• DATASET ENTRIES
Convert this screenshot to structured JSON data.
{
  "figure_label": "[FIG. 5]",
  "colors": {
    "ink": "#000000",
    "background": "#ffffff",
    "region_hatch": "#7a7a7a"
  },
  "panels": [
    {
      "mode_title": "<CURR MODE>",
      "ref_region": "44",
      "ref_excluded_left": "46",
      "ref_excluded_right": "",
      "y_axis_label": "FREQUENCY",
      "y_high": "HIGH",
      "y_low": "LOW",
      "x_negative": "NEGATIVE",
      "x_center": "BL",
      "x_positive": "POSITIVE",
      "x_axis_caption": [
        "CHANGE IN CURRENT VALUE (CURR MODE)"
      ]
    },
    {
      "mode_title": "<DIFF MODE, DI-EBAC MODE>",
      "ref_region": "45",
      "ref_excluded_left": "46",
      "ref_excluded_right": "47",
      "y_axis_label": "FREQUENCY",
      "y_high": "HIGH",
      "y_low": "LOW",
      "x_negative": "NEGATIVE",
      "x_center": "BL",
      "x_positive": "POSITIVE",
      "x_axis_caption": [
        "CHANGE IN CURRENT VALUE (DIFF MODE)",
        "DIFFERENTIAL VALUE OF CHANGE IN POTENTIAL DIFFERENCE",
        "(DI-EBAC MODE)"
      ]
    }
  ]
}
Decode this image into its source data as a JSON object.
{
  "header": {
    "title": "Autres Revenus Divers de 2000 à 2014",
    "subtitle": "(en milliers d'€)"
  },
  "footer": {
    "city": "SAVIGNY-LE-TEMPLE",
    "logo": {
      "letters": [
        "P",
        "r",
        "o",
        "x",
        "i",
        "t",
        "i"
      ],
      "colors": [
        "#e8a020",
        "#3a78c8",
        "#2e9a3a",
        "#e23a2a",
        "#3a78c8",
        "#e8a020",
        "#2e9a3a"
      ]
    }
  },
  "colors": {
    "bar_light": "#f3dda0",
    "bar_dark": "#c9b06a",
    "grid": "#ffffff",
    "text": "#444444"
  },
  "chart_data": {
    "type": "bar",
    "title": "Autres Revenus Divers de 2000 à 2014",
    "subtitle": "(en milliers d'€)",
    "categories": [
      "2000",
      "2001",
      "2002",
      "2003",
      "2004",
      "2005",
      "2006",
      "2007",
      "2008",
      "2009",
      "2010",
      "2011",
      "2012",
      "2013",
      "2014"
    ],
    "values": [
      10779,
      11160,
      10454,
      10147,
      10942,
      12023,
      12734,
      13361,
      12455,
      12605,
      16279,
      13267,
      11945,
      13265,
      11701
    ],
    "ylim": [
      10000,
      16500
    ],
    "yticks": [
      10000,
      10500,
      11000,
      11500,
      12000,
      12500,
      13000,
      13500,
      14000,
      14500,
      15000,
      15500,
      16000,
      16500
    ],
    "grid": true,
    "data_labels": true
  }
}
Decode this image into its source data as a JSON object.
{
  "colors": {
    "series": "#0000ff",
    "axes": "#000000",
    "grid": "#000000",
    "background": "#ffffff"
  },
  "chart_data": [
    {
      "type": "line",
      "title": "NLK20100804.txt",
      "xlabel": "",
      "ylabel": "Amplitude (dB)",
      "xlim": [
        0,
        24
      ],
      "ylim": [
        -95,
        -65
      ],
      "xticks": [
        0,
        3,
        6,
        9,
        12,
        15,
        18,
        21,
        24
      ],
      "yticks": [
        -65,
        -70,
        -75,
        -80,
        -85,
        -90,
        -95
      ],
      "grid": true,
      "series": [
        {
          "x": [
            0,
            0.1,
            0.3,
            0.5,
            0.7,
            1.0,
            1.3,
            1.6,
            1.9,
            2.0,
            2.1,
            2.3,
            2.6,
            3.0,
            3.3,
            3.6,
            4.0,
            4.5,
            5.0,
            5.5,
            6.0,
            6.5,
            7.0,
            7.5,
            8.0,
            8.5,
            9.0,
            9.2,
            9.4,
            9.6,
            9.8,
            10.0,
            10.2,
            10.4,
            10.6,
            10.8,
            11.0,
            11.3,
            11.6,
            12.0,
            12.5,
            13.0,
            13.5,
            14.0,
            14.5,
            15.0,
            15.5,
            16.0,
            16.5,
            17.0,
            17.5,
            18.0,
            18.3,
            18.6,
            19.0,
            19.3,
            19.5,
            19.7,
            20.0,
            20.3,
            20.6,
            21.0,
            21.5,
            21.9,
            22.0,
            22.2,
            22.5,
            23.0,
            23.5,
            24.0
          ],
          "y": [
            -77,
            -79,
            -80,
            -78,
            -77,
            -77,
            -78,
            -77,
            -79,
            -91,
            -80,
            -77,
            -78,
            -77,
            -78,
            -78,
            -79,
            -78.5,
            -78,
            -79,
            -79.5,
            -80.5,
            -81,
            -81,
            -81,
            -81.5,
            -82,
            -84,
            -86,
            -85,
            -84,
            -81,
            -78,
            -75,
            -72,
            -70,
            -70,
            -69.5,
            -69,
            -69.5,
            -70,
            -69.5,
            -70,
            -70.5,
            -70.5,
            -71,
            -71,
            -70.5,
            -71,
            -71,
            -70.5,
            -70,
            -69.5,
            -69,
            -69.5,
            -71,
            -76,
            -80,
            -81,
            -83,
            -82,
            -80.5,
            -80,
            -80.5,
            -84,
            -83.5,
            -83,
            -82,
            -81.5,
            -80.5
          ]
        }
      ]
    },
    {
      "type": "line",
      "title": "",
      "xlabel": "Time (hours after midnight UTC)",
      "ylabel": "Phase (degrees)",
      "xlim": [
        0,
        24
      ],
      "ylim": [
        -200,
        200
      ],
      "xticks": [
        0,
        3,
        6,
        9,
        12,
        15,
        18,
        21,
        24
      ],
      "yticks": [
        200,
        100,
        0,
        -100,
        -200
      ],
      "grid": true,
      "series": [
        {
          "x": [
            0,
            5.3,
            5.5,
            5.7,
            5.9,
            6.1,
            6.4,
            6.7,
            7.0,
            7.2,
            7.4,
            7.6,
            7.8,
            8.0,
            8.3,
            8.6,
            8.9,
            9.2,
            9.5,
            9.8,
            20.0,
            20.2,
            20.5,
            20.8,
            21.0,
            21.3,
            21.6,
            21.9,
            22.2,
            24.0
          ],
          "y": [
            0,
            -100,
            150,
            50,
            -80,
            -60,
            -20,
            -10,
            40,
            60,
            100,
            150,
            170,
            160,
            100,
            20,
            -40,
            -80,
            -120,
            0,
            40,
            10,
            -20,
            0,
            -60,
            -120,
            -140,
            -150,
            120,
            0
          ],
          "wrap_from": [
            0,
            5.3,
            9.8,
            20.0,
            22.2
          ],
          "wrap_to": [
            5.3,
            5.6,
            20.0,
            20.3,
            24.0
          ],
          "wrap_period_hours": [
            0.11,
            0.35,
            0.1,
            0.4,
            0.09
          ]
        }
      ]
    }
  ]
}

• EXERCISE DIRECTIONS
Report all lines of the data above that include the string "ffffff".

• TASK OUTPUT
    "background": "#ffffff",
    "grid": "#ffffff",
    "background": "#ffffff"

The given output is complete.